» Exercise goal:
Take each line that has the word "news" and return it.

**** Supplied records ****

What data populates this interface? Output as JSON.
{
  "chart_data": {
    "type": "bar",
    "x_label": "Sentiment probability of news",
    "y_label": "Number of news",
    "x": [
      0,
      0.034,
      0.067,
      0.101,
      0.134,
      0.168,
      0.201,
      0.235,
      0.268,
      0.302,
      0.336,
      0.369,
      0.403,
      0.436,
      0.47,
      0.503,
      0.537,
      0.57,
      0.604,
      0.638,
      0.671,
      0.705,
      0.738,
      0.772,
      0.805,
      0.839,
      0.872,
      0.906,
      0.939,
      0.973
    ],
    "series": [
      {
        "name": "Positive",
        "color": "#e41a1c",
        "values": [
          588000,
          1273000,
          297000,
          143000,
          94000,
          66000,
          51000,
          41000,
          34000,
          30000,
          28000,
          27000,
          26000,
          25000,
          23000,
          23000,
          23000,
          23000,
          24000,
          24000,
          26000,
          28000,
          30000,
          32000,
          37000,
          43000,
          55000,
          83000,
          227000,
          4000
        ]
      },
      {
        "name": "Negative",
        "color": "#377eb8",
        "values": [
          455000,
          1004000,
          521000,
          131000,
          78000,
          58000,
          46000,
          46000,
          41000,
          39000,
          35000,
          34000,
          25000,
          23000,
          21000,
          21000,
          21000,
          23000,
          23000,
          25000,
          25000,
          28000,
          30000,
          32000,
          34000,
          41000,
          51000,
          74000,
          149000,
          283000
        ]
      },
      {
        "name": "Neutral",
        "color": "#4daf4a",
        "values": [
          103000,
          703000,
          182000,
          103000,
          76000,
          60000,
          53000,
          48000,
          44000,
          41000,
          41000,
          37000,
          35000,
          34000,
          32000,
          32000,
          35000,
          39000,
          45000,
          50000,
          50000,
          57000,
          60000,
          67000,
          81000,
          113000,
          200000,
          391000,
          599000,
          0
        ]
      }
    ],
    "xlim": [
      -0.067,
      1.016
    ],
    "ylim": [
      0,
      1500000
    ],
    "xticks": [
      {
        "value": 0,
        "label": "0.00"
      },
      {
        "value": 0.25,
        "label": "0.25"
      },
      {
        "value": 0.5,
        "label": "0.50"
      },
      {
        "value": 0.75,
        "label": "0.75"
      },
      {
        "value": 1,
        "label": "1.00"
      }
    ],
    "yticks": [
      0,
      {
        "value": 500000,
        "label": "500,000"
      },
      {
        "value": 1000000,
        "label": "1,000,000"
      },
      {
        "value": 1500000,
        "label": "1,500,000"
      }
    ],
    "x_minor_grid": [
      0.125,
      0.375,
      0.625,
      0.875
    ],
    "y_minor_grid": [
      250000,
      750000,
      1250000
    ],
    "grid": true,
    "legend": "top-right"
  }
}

****

» Answer to this problem:
    "x_label": "Sentiment probability of news",
    "y_label": "Number of news",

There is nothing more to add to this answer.